EXTRACT TO READ
----

Pickrell is a village in Gage County, Nebraska, United States. As of the 2020 census, the village population was 186.

==History==
Pickrell was laid out in 1884 when the railroad was extended to that point. It was named for William Pickrell, one of the original owners of the town site. Pickrell was incorporated as a village in 1913.

==Geography==

According to the United States Census Bureau, the village has a total area of 0.11 sqmi, all land.

==Demographics==

Historical population
| Census | Pop. | Note | %± |
| 1920 | 160 |  | — |
| 1930 | 183 |  | 14.4% |
| 1940 | 170 |  | −7.1% |
| 1950 | 161 |  | −5.3% |
| 1960 | 130 |  | −19.3% |
| 1970 | 118 |  | −9.2% |
| 1980 | 184 |  | 55.9% |
| 1990 | 201 |  | 9.2% |
| 2000 | 182 |  | −9.5% |
| 2010 | 199 |  | 9.3% |
| 2020 | 186 |  | −6.5% |
U.S. Decennial Census

===2010 census===
As of the census of 2010, there were 199 people, 84 households, and 56 families living in the village. The population density was 1809.1 PD/sqmi. There were 87 housing units at an average density of 790.9 /sqmi. The racial makeup of the village was 97.0% White, 1.0% Native American, 0.5% Asian, and 1.5% from two or more races. Hispanic or Latino of any race were 2.5% of the population.

There were 84 households, of which 32.1% had children under the age of 18 living with them, 59.5% were married couples living together, 7.1% had a female householder with no husband present, and 33.3% were non-families. 29.8% of all households were made up of individuals, and 14.3% had someone living alone who was 65 years of age or older. The average household size was 2.37 and the average family size was 2.95.

The median age in the village was 36.8 years. 28.1% of residents were under the age of 18; 3% were between the ages of 18 and 24; 29.7% were from 25 to 44; 19.5% were from 45 to 64; and 19.6% were 65 years of age or older. The gender makeup of the village was 51.3% male and 48.7% female.

===2000 census===
As of the census of 2000, there were 182 people, 78 households, and 53 families living in the village. The population density was 1,744.4 PD/sqmi. There were 86 housing units at an average density of 824.3 /sqmi. The racial makeup of the village was 99.45% White and 0.55% African American. Hispanic or Latino of any race were 0.55% of the population.

----

ENTRIES SHOWN
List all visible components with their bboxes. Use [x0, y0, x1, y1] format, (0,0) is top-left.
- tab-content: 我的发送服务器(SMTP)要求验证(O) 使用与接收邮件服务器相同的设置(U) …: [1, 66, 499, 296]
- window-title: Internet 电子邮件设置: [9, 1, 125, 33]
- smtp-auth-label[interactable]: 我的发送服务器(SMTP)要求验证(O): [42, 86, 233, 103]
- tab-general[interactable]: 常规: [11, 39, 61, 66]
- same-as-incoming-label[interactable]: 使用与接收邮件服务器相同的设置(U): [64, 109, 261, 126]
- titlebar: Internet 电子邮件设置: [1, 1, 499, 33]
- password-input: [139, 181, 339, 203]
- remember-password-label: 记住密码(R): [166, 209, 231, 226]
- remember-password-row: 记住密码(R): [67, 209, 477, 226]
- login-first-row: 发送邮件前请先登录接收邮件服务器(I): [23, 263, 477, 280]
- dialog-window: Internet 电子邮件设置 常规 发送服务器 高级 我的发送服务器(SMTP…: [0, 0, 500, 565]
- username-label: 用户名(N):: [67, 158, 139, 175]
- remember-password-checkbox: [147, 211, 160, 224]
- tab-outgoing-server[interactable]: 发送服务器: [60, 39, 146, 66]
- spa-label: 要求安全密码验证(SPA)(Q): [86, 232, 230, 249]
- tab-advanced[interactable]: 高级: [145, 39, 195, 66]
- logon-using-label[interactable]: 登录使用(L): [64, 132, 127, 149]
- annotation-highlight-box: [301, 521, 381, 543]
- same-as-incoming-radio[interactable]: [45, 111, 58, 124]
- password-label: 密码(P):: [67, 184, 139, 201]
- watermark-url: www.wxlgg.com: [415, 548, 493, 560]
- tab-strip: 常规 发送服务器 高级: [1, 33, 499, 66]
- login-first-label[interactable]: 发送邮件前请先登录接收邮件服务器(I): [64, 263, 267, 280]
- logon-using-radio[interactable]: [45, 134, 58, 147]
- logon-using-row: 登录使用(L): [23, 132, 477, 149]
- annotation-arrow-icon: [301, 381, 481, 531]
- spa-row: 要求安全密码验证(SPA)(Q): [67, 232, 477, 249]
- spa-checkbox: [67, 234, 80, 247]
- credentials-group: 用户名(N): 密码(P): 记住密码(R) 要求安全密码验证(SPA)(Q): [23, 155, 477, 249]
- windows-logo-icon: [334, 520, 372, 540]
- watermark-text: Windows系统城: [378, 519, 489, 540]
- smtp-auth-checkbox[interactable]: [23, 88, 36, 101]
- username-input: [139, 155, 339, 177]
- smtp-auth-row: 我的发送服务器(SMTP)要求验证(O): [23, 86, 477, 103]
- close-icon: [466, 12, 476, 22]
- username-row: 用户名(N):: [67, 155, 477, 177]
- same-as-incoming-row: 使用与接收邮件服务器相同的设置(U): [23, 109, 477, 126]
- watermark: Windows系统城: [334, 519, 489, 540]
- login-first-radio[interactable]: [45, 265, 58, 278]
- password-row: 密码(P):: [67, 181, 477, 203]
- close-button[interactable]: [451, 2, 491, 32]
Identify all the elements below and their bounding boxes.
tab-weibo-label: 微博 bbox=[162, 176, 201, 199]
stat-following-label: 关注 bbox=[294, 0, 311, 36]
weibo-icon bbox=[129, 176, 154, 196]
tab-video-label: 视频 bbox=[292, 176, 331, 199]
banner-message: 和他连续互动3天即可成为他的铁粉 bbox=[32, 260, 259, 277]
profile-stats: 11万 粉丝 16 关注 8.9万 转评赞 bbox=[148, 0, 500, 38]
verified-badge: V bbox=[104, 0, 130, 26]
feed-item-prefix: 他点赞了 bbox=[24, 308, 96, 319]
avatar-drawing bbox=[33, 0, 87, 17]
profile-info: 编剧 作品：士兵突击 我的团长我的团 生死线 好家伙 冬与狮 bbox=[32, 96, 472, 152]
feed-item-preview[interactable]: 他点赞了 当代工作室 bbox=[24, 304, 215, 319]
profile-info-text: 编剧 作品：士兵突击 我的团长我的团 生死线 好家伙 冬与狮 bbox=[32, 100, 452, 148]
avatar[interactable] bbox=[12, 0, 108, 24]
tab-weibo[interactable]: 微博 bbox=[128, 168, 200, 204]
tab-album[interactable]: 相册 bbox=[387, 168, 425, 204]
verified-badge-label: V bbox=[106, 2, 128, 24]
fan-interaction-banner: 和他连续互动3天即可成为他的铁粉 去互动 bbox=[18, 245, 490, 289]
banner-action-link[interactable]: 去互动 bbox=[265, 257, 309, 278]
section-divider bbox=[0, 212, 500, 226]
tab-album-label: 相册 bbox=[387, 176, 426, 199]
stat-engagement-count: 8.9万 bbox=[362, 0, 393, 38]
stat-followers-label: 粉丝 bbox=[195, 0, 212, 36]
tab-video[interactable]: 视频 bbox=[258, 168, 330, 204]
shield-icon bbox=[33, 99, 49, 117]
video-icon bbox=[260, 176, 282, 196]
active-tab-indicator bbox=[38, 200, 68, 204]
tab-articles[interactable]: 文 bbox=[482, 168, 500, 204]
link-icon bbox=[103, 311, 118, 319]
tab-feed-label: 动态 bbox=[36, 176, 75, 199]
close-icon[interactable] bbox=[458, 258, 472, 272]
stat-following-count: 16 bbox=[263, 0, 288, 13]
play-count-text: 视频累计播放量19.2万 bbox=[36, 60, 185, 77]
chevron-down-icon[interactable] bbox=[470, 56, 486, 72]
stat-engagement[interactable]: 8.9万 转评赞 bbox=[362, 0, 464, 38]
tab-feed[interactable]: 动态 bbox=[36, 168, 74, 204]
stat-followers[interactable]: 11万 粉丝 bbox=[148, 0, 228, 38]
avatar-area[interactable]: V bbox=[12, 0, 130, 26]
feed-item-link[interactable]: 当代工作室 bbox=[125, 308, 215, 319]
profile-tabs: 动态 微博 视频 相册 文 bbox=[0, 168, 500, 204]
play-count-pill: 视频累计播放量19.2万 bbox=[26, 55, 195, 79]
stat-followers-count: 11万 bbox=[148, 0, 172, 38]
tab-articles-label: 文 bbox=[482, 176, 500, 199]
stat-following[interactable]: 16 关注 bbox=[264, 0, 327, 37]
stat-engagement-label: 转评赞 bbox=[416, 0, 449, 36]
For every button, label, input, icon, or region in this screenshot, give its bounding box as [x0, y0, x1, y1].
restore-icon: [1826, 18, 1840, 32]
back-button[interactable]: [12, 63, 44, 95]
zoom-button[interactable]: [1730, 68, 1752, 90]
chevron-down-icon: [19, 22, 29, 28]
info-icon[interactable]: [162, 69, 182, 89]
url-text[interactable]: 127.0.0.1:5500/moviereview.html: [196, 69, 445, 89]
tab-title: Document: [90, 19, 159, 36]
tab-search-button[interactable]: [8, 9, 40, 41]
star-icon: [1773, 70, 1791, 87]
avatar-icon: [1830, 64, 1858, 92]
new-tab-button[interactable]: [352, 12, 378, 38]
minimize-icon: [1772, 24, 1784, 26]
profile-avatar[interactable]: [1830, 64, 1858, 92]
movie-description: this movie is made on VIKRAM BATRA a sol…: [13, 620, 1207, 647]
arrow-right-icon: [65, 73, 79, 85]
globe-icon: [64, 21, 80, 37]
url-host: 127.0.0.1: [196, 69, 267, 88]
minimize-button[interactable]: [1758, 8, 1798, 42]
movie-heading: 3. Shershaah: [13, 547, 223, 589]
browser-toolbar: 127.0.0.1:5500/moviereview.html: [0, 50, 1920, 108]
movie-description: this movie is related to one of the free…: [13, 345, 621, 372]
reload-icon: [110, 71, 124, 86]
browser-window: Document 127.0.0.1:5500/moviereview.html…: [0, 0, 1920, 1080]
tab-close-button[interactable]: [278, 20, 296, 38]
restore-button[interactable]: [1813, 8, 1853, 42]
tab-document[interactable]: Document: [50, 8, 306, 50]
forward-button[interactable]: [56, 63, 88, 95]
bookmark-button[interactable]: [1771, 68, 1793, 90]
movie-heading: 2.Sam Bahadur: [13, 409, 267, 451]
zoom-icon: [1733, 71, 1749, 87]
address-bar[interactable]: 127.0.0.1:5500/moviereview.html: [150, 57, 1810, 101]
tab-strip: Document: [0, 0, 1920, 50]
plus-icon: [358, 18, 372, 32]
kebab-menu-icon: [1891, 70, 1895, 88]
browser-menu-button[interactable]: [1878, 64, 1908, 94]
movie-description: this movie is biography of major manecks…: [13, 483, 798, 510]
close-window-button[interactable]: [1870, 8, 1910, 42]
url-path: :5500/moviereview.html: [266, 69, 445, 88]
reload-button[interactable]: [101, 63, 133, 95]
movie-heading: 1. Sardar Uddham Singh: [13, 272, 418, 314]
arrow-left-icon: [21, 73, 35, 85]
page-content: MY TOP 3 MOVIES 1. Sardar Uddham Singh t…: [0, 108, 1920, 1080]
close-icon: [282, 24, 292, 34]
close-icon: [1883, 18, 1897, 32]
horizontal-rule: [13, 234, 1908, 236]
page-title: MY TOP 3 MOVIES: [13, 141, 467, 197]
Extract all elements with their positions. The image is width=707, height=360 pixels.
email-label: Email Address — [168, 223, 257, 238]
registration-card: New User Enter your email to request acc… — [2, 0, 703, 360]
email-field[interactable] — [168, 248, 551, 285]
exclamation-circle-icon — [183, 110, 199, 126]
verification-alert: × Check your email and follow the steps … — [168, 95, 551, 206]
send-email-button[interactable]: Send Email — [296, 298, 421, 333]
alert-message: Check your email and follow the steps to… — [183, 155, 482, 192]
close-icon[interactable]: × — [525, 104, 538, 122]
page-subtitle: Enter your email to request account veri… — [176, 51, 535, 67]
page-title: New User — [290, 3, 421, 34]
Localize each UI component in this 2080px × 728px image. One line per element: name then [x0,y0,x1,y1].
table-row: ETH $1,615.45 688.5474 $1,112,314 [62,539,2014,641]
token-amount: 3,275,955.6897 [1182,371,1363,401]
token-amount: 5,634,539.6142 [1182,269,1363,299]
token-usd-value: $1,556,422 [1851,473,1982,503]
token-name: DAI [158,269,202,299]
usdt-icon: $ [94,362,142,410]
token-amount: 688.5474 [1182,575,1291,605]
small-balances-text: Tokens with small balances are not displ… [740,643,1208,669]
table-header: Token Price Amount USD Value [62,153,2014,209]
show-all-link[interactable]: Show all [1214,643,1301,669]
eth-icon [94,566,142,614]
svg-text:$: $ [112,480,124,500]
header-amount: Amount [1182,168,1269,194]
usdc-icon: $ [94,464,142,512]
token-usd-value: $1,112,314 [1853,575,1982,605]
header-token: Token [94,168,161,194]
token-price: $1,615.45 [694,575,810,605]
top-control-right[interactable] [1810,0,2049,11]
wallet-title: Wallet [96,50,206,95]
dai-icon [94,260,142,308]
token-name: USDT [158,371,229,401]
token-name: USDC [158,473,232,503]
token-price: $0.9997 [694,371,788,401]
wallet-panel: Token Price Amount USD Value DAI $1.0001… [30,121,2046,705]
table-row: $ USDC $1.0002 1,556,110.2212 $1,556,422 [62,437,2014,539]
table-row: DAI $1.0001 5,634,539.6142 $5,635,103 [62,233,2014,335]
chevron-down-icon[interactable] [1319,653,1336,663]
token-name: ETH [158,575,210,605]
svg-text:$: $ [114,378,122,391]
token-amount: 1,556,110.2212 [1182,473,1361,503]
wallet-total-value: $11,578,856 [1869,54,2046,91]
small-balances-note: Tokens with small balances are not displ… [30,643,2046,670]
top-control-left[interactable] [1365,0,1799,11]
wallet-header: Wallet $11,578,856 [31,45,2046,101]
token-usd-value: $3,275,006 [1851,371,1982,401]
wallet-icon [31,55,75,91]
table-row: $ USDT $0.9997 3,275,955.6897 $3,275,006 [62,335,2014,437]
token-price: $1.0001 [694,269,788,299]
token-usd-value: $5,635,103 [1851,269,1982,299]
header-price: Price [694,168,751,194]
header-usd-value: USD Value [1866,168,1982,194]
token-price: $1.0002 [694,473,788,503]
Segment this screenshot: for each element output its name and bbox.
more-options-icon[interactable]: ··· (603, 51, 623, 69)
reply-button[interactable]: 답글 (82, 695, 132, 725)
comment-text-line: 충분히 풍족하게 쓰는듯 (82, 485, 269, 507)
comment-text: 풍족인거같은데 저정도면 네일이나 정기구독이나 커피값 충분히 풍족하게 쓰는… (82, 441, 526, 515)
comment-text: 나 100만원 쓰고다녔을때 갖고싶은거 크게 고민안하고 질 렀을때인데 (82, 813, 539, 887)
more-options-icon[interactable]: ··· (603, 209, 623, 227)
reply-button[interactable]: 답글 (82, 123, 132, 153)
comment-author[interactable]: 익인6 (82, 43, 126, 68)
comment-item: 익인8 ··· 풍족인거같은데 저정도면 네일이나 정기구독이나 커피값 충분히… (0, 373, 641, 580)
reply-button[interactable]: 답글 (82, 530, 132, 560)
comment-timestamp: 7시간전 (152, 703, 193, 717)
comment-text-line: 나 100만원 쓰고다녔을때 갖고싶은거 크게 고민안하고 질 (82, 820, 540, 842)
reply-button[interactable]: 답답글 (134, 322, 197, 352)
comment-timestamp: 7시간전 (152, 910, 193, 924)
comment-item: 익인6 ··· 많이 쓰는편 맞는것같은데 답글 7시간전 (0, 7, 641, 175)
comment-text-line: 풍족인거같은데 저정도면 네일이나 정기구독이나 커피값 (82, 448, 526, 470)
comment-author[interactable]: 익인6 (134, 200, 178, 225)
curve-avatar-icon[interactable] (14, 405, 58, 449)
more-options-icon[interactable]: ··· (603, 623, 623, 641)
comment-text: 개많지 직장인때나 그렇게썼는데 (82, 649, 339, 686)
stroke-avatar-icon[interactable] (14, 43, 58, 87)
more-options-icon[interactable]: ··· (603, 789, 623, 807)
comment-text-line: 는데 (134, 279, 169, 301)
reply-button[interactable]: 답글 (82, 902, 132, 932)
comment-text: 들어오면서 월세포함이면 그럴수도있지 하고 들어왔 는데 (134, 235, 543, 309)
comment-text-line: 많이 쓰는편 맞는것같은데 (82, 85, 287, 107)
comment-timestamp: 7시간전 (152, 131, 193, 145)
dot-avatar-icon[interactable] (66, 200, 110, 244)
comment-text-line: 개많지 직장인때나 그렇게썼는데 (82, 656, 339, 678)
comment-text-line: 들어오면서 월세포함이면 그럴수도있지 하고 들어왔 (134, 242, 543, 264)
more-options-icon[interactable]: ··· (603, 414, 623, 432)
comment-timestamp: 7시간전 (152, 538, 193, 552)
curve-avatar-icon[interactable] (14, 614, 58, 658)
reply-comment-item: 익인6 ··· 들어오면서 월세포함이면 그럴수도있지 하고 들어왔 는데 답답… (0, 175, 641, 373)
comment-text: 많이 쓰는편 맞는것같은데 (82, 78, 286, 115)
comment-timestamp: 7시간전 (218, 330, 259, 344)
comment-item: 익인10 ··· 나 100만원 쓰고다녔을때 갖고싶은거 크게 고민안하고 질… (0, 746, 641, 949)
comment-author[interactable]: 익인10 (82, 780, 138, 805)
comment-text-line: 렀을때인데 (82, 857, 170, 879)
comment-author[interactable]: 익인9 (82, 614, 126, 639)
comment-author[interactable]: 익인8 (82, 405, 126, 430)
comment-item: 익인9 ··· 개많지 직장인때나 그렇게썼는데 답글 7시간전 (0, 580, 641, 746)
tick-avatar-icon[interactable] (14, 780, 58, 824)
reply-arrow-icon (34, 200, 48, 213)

----

WHAT IS BEING ASKED
According to the Pickrell text, after whom was the village named?

FINISHED EXERCISE
William Pickrell, one of the original owners of the town site.